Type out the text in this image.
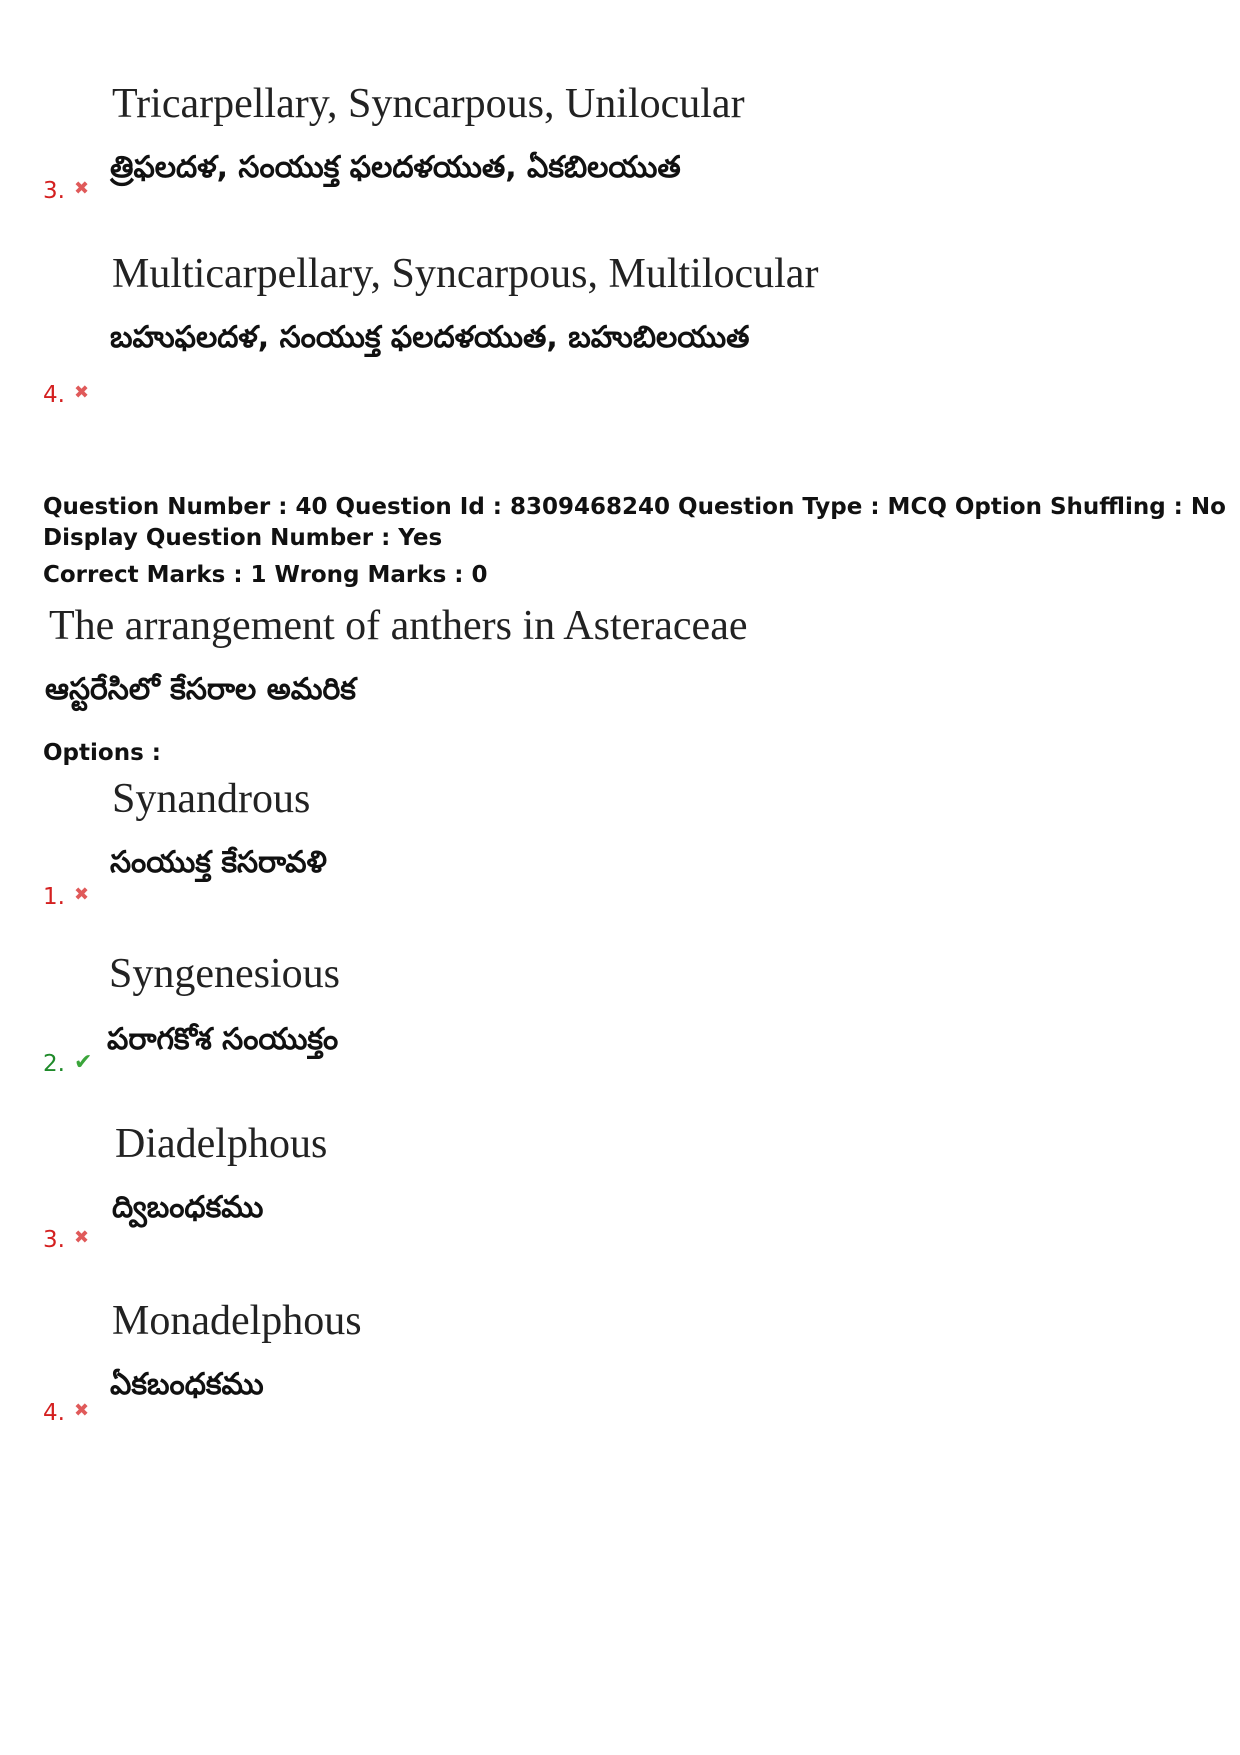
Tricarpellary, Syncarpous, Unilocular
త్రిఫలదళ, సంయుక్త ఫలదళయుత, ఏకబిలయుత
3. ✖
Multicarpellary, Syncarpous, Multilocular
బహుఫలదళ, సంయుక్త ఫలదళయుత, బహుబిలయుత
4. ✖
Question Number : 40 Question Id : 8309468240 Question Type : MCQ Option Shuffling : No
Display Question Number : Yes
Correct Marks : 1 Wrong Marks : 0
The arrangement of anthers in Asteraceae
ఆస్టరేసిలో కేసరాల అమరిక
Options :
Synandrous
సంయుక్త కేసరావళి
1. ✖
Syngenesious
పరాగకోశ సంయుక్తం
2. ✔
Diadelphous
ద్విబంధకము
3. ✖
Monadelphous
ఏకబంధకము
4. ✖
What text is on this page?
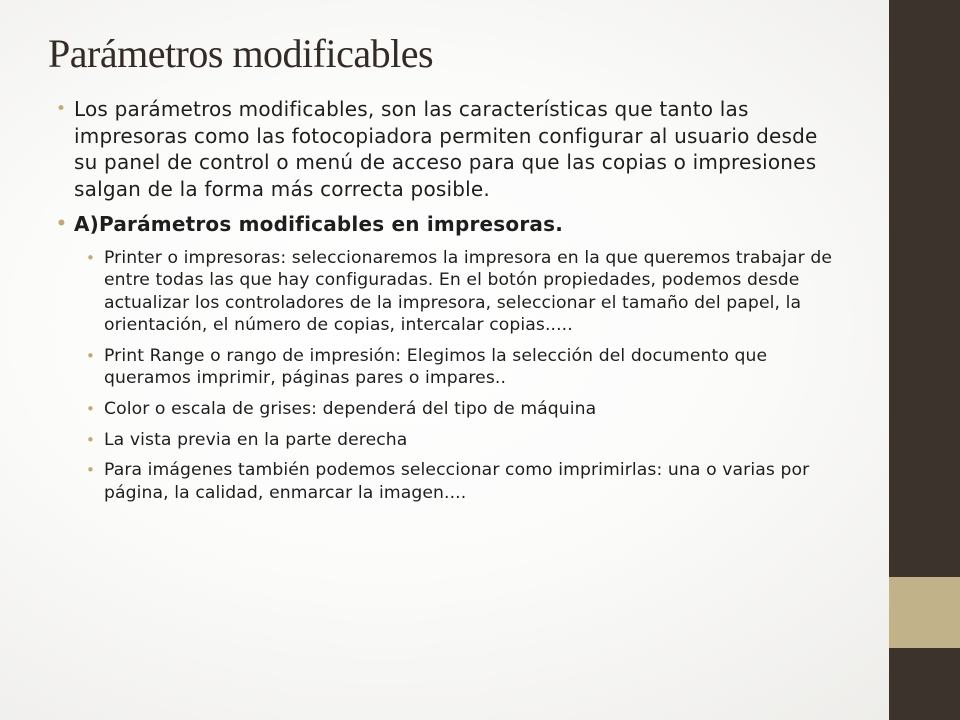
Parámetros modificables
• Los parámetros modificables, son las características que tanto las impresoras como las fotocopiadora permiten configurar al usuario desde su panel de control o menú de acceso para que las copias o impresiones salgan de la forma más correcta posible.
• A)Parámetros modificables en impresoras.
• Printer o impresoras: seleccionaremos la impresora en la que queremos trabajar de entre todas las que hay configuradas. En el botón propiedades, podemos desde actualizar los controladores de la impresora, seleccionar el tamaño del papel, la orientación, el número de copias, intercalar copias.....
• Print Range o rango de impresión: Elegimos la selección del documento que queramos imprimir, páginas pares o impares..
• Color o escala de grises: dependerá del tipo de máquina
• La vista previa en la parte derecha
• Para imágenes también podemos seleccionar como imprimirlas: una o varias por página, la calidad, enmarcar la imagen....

> **Task description**
Retype the lines above exactly, no pictures.

> **Task output**
Type out the text in this image.
Tricarpellary, Syncarpous, Unilocular
త్రిఫలదళ, సంయుక్త ఫలదళయుత, ఏకబిలయుత
3. ✖
Multicarpellary, Syncarpous, Multilocular
బహుఫలదళ, సంయుక్త ఫలదళయుత, బహుబిలయుత
4. ✖
Question Number : 40 Question Id : 8309468240 Question Type : MCQ Option Shuffling : No
Display Question Number : Yes
Correct Marks : 1 Wrong Marks : 0
The arrangement of anthers in Asteraceae
ఆస్టరేసిలో కేసరాల అమరిక
Options :
Synandrous
సంయుక్త కేసరావళి
1. ✖
Syngenesious
పరాగకోశ సంయుక్తం
2. ✔
Diadelphous
ద్విబంధకము
3. ✖
Monadelphous
ఏకబంధకము
4. ✖
What text is on this page?
Parámetros modificables
• Los parámetros modificables, son las características que tanto las impresoras como las fotocopiadora permiten configurar al usuario desde su panel de control o menú de acceso para que las copias o impresiones salgan de la forma más correcta posible.
• A)Parámetros modificables en impresoras.
• Printer o impresoras: seleccionaremos la impresora en la que queremos trabajar de entre todas las que hay configuradas. En el botón propiedades, podemos desde actualizar los controladores de la impresora, seleccionar el tamaño del papel, la orientación, el número de copias, intercalar copias.....
• Print Range o rango de impresión: Elegimos la selección del documento que queramos imprimir, páginas pares o impares..
• Color o escala de grises: dependerá del tipo de máquina
• La vista previa en la parte derecha
• Para imágenes también podemos seleccionar como imprimirlas: una o varias por página, la calidad, enmarcar la imagen....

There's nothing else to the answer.